* **Set problem**: In the entries below, count every line containing "USDJPY". Reply with the number alone.
## Start
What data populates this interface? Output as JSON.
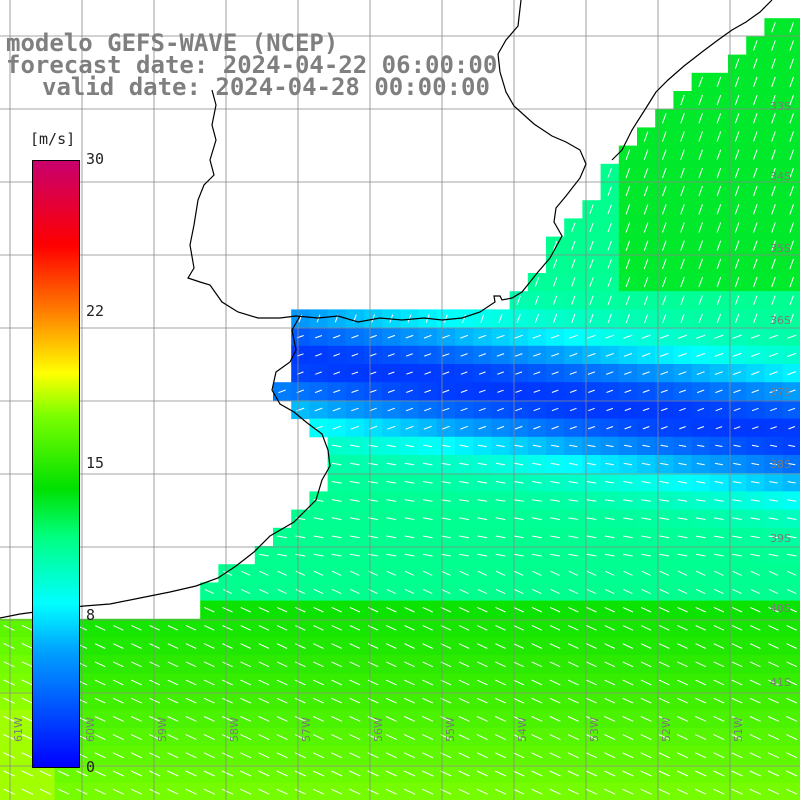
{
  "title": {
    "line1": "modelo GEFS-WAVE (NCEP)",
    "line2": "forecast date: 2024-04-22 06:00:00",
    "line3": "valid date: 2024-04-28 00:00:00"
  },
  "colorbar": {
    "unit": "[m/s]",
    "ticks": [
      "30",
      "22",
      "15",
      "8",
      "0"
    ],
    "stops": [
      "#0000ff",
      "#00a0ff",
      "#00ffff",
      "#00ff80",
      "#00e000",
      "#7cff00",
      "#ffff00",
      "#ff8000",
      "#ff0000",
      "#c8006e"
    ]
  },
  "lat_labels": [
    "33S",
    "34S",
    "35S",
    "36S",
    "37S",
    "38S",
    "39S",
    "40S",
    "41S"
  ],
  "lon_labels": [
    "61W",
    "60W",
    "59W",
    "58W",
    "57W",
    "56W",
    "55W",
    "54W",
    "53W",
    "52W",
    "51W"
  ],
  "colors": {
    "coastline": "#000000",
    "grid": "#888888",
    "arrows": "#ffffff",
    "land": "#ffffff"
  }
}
## End
## Start
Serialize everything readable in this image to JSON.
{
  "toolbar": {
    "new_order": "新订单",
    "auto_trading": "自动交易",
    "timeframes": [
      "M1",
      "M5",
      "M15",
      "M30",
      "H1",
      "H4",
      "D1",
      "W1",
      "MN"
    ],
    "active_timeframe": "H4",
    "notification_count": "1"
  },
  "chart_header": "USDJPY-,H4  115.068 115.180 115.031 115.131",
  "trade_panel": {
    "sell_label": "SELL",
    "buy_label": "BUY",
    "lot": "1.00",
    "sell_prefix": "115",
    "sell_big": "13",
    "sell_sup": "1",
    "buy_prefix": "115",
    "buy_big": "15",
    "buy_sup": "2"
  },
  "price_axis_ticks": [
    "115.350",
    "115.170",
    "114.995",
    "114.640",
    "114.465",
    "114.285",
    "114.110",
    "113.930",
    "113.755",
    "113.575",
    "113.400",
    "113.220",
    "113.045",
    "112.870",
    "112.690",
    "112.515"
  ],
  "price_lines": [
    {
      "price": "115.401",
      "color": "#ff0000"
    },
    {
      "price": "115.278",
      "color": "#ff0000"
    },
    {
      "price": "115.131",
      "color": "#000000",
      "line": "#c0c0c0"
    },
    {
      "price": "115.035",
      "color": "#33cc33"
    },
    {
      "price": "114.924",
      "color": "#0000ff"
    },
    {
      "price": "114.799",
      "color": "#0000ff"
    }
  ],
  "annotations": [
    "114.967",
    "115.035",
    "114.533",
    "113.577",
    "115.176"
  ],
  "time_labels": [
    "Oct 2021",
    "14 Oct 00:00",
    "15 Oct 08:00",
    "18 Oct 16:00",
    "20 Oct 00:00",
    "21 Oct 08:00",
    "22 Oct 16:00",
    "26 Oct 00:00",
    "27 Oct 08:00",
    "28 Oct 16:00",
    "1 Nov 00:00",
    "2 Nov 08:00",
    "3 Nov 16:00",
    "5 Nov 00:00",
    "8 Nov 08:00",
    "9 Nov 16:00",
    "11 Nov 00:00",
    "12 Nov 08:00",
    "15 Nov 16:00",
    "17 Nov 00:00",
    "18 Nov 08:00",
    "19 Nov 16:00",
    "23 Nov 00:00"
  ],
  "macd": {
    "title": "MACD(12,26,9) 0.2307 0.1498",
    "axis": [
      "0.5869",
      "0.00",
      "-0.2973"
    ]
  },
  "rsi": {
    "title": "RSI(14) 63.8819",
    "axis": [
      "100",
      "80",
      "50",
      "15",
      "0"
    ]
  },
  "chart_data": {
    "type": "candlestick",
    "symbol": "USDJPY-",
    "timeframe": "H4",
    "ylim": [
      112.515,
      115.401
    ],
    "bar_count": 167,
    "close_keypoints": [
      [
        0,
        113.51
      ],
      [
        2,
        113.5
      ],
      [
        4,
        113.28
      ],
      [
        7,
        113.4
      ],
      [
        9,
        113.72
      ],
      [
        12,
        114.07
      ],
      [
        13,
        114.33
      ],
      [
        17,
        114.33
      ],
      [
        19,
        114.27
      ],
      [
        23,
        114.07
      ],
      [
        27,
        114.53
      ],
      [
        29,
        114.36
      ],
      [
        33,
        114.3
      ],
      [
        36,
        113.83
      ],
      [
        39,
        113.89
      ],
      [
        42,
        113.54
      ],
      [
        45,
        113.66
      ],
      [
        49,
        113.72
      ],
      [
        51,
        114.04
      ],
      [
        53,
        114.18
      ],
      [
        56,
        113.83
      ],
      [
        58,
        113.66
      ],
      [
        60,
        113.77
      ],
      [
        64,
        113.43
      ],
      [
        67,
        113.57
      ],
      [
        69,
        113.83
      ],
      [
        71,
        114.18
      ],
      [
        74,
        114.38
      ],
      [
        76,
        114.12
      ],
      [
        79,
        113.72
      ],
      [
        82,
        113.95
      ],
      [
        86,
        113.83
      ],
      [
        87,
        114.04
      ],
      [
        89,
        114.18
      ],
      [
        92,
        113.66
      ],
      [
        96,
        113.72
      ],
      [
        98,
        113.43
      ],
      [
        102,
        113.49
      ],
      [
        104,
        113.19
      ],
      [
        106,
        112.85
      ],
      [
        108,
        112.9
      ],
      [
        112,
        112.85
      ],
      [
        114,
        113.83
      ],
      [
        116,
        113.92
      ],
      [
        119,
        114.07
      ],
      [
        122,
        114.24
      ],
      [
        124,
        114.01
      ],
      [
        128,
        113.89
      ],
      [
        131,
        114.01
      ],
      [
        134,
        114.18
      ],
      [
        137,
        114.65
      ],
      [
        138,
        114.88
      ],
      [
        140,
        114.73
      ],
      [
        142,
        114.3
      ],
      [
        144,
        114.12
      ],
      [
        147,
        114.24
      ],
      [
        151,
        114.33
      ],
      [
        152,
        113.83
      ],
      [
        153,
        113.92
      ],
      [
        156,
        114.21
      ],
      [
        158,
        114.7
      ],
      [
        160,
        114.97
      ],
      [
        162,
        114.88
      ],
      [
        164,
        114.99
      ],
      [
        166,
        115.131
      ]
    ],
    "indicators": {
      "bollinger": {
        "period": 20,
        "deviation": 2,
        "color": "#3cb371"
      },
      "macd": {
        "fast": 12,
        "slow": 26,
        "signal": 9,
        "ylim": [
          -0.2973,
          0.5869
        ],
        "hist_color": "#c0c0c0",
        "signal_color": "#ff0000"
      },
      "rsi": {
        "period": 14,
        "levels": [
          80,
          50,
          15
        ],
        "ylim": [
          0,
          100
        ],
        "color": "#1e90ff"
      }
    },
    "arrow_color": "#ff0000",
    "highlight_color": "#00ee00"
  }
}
## End
## Start
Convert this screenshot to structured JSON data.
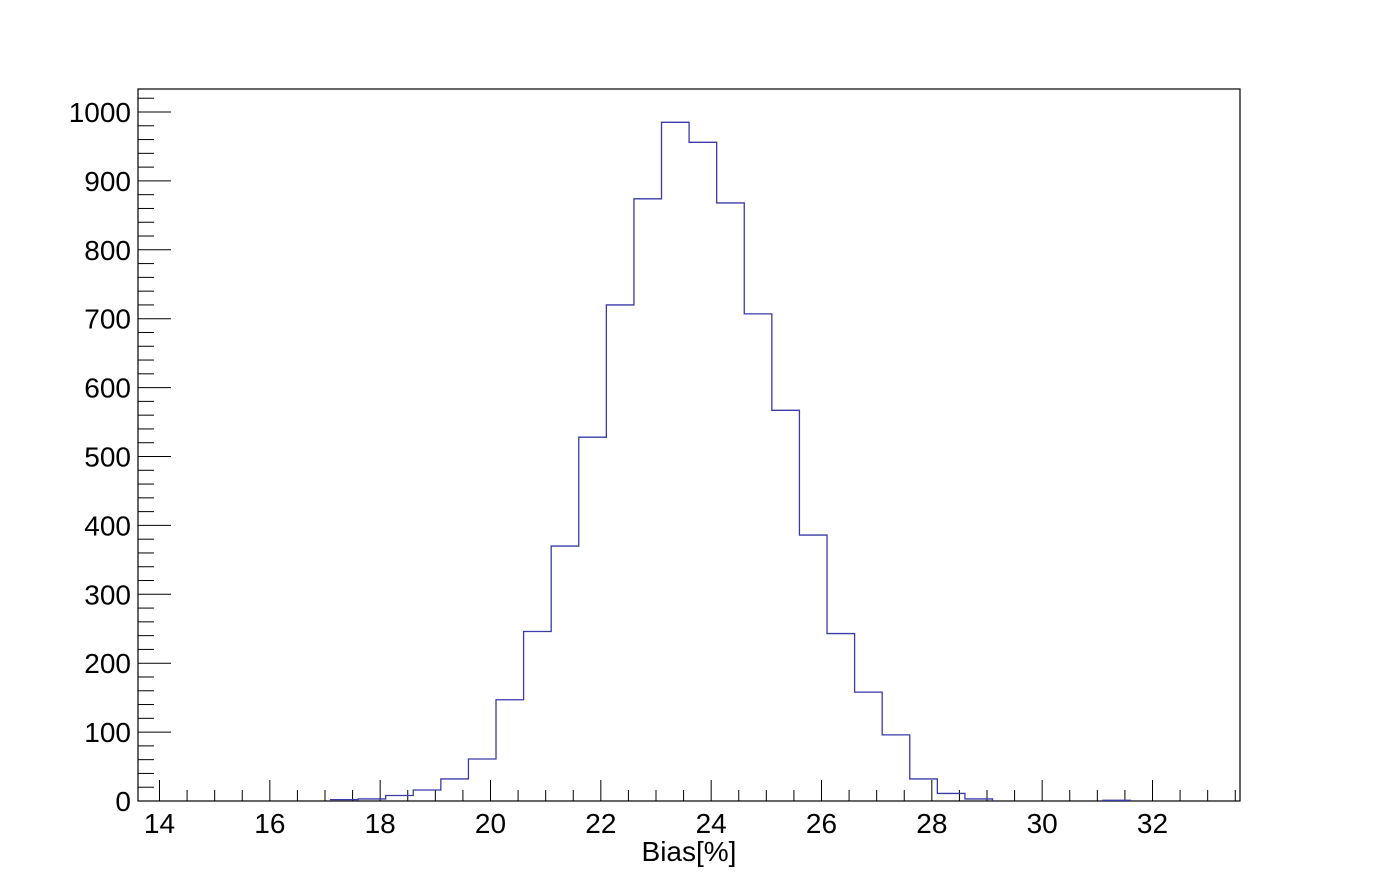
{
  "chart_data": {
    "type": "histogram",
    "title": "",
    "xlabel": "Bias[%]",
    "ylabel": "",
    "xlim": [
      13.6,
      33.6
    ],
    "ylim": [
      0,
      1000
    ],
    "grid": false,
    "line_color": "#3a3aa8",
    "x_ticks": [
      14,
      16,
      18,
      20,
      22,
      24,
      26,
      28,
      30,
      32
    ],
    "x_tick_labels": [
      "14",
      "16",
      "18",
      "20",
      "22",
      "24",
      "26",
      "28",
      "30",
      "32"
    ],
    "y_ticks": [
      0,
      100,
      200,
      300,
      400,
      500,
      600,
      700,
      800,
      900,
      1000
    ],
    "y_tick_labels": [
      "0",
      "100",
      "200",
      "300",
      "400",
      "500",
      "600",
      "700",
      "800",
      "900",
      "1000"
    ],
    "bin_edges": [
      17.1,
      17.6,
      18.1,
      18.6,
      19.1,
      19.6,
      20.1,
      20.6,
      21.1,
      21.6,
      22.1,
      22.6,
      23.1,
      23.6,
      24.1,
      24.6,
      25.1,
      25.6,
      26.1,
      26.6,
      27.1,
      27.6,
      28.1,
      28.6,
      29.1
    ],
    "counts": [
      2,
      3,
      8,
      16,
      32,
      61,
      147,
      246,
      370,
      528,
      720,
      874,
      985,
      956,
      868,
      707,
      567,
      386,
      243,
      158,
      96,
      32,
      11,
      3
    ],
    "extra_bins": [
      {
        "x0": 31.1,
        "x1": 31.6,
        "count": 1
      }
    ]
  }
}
## End
* **Expected output**: 2